### Short problem
Find the number of lines below in which the word "kmol" appears, and write that number only.

:: Information provided

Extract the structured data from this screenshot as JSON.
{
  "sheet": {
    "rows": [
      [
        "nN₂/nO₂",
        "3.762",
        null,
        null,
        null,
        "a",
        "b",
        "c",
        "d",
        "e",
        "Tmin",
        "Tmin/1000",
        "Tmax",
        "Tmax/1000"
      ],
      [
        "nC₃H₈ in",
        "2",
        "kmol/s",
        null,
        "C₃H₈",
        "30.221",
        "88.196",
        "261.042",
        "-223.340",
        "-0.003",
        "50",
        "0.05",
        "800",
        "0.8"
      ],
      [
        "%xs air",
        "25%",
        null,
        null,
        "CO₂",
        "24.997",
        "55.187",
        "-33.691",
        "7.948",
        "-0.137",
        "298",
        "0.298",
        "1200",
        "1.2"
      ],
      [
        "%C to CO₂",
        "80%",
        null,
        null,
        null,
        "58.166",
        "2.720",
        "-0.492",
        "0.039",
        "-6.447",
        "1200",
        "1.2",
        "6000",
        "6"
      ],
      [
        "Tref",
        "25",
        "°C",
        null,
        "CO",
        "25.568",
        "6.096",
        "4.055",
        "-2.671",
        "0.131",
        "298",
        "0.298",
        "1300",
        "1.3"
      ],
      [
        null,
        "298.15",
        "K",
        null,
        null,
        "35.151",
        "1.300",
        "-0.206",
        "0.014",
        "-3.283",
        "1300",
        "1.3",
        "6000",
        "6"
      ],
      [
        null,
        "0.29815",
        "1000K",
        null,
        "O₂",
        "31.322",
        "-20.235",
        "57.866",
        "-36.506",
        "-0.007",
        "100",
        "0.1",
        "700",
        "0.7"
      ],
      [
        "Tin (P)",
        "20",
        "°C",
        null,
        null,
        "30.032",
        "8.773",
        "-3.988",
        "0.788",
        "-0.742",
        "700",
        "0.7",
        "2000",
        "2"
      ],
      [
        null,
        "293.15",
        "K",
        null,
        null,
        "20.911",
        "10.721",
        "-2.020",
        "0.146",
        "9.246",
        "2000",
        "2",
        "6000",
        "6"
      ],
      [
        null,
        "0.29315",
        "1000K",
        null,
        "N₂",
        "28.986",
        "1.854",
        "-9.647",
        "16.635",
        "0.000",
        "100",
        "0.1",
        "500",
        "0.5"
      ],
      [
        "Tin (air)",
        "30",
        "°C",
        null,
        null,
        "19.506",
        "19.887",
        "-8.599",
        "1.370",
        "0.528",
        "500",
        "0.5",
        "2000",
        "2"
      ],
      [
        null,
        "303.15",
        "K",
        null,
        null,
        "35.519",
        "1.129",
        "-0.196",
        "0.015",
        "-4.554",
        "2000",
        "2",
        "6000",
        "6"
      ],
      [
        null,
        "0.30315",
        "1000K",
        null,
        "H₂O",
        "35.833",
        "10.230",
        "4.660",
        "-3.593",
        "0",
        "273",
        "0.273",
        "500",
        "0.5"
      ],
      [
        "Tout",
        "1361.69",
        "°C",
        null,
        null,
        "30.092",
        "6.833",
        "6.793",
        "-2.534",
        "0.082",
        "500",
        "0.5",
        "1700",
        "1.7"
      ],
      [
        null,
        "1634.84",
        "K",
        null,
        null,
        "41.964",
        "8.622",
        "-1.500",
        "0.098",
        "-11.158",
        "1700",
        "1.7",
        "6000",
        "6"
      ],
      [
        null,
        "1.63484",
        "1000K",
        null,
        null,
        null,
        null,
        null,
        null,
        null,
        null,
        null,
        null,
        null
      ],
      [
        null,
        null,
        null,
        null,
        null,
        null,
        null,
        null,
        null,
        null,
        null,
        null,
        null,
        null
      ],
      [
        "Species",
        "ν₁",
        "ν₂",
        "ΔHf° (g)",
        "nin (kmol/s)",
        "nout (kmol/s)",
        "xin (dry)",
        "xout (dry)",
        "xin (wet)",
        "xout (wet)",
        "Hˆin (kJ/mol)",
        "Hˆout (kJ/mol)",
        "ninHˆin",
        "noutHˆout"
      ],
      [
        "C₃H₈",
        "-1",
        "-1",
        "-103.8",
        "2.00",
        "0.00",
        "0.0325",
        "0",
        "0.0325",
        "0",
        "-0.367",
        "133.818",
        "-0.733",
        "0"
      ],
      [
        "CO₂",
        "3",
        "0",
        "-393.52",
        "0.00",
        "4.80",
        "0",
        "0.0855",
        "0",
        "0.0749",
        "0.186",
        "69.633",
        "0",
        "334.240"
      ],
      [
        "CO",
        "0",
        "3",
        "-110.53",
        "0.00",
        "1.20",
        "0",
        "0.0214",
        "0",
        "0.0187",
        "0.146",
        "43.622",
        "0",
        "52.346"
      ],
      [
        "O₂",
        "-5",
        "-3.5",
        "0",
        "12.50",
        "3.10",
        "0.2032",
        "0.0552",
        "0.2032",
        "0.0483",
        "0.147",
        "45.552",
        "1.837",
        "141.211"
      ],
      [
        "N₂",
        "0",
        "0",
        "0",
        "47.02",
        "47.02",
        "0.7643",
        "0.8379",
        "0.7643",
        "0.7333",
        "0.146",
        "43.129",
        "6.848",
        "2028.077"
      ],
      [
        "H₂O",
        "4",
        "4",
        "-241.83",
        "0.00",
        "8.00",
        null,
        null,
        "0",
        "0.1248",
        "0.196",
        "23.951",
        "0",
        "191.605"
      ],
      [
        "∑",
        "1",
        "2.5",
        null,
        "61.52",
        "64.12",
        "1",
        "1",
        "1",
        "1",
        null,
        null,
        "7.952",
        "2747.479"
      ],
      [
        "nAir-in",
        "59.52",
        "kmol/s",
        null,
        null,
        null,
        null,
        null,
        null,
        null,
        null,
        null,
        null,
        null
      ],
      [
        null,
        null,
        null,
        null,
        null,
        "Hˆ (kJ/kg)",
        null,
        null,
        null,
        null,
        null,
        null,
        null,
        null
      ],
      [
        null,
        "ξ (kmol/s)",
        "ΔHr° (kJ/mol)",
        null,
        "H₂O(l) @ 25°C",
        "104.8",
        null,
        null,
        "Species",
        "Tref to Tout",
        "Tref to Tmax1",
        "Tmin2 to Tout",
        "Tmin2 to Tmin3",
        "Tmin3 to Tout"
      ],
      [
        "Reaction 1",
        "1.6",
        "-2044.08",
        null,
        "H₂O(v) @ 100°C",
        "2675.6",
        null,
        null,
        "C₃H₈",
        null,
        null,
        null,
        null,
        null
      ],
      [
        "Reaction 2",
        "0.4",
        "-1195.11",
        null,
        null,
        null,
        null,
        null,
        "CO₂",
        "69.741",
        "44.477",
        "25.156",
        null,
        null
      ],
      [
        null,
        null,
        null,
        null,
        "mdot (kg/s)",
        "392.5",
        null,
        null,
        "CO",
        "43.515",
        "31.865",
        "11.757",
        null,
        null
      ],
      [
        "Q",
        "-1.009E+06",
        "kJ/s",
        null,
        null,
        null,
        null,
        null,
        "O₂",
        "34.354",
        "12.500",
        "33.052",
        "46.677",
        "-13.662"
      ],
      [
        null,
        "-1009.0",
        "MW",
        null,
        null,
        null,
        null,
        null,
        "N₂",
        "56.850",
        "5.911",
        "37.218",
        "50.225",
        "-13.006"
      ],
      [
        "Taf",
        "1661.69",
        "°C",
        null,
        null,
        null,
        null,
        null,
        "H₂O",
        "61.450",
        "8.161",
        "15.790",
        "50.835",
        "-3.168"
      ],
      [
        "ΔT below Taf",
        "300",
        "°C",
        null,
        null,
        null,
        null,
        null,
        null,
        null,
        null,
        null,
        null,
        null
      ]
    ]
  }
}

::::

### Answer to the problem
5